Print, exactly and completely, every entry in the data.

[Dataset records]
----------------------------------------

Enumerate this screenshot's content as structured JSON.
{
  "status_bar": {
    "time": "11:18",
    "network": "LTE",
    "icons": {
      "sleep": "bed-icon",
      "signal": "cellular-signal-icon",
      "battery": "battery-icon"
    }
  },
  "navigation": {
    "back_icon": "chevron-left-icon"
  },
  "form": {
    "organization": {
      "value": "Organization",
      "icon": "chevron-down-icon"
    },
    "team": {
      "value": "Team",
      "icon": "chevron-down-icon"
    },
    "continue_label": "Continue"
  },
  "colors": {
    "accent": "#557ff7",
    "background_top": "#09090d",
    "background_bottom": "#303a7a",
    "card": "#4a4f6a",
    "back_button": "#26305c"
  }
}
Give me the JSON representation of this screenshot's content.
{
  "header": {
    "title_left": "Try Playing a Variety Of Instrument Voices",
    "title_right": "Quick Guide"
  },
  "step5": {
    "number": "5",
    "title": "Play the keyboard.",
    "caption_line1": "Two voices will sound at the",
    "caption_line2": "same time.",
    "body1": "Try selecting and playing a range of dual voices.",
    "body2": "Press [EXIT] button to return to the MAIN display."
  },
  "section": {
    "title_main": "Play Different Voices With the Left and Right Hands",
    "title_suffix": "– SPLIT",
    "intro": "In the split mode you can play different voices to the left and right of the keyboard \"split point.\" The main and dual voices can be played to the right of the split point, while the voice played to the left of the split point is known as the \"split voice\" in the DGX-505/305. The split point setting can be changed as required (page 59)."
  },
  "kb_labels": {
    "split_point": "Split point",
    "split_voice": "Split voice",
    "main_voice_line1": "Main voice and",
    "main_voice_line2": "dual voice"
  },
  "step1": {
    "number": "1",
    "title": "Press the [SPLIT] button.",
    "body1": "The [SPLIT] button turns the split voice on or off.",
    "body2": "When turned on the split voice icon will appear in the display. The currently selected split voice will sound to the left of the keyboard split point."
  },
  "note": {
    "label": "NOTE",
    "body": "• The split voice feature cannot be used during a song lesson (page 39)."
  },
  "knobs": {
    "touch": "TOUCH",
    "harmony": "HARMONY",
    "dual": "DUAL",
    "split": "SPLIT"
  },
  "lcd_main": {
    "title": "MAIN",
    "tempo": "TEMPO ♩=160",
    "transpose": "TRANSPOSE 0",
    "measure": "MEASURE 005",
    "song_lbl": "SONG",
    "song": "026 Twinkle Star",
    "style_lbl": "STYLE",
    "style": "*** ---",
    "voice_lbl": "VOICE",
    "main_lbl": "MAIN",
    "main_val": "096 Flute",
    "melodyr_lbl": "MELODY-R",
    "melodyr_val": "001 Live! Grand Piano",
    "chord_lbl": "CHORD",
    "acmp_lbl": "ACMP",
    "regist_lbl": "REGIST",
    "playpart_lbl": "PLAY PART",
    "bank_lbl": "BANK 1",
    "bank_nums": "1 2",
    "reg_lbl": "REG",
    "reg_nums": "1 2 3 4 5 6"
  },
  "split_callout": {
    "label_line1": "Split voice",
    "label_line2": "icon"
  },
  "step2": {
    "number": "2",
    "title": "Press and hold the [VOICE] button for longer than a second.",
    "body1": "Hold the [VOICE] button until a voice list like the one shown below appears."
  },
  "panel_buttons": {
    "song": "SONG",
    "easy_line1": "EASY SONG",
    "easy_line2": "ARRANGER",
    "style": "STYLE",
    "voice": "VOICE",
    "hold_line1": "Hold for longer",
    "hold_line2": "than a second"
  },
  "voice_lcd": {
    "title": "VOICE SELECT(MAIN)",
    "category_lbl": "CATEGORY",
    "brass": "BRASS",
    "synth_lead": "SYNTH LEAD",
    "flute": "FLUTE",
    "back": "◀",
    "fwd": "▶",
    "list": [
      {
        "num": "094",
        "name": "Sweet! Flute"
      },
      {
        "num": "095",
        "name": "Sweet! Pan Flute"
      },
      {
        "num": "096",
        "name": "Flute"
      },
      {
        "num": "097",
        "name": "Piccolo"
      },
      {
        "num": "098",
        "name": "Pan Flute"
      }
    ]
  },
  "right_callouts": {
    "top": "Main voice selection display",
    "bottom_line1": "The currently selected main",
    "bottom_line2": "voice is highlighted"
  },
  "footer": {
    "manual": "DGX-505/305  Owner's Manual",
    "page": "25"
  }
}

----------------------------------------

> **Solved exercise**:
Enumerate this screenshot's content as structured JSON.
{
  "status_bar": {
    "time": "11:18",
    "network": "LTE",
    "icons": {
      "sleep": "bed-icon",
      "signal": "cellular-signal-icon",
      "battery": "battery-icon"
    }
  },
  "navigation": {
    "back_icon": "chevron-left-icon"
  },
  "form": {
    "organization": {
      "value": "Organization",
      "icon": "chevron-down-icon"
    },
    "team": {
      "value": "Team",
      "icon": "chevron-down-icon"
    },
    "continue_label": "Continue"
  },
  "colors": {
    "accent": "#557ff7",
    "background_top": "#09090d",
    "background_bottom": "#303a7a",
    "card": "#4a4f6a",
    "back_button": "#26305c"
  }
}
Give me the JSON representation of this screenshot's content.
{
  "header": {
    "title_left": "Try Playing a Variety Of Instrument Voices",
    "title_right": "Quick Guide"
  },
  "step5": {
    "number": "5",
    "title": "Play the keyboard.",
    "caption_line1": "Two voices will sound at the",
    "caption_line2": "same time.",
    "body1": "Try selecting and playing a range of dual voices.",
    "body2": "Press [EXIT] button to return to the MAIN display."
  },
  "section": {
    "title_main": "Play Different Voices With the Left and Right Hands",
    "title_suffix": "– SPLIT",
    "intro": "In the split mode you can play different voices to the left and right of the keyboard \"split point.\" The main and dual voices can be played to the right of the split point, while the voice played to the left of the split point is known as the \"split voice\" in the DGX-505/305. The split point setting can be changed as required (page 59)."
  },
  "kb_labels": {
    "split_point": "Split point",
    "split_voice": "Split voice",
    "main_voice_line1": "Main voice and",
    "main_voice_line2": "dual voice"
  },
  "step1": {
    "number": "1",
    "title": "Press the [SPLIT] button.",
    "body1": "The [SPLIT] button turns the split voice on or off.",
    "body2": "When turned on the split voice icon will appear in the display. The currently selected split voice will sound to the left of the keyboard split point."
  },
  "note": {
    "label": "NOTE",
    "body": "• The split voice feature cannot be used during a song lesson (page 39)."
  },
  "knobs": {
    "touch": "TOUCH",
    "harmony": "HARMONY",
    "dual": "DUAL",
    "split": "SPLIT"
  },
  "lcd_main": {
    "title": "MAIN",
    "tempo": "TEMPO ♩=160",
    "transpose": "TRANSPOSE 0",
    "measure": "MEASURE 005",
    "song_lbl": "SONG",
    "song": "026 Twinkle Star",
    "style_lbl": "STYLE",
    "style": "*** ---",
    "voice_lbl": "VOICE",
    "main_lbl": "MAIN",
    "main_val": "096 Flute",
    "melodyr_lbl": "MELODY-R",
    "melodyr_val": "001 Live! Grand Piano",
    "chord_lbl": "CHORD",
    "acmp_lbl": "ACMP",
    "regist_lbl": "REGIST",
    "playpart_lbl": "PLAY PART",
    "bank_lbl": "BANK 1",
    "bank_nums": "1 2",
    "reg_lbl": "REG",
    "reg_nums": "1 2 3 4 5 6"
  },
  "split_callout": {
    "label_line1": "Split voice",
    "label_line2": "icon"
  },
  "step2": {
    "number": "2",
    "title": "Press and hold the [VOICE] button for longer than a second.",
    "body1": "Hold the [VOICE] button until a voice list like the one shown below appears."
  },
  "panel_buttons": {
    "song": "SONG",
    "easy_line1": "EASY SONG",
    "easy_line2": "ARRANGER",
    "style": "STYLE",
    "voice": "VOICE",
    "hold_line1": "Hold for longer",
    "hold_line2": "than a second"
  },
  "voice_lcd": {
    "title": "VOICE SELECT(MAIN)",
    "category_lbl": "CATEGORY",
    "brass": "BRASS",
    "synth_lead": "SYNTH LEAD",
    "flute": "FLUTE",
    "back": "◀",
    "fwd": "▶",
    "list": [
      {
        "num": "094",
        "name": "Sweet! Flute"
      },
      {
        "num": "095",
        "name": "Sweet! Pan Flute"
      },
      {
        "num": "096",
        "name": "Flute"
      },
      {
        "num": "097",
        "name": "Piccolo"
      },
      {
        "num": "098",
        "name": "Pan Flute"
      }
    ]
  },
  "right_callouts": {
    "top": "Main voice selection display",
    "bottom_line1": "The currently selected main",
    "bottom_line2": "voice is highlighted"
  },
  "footer": {
    "manual": "DGX-505/305  Owner's Manual",
    "page": "25"
  }
}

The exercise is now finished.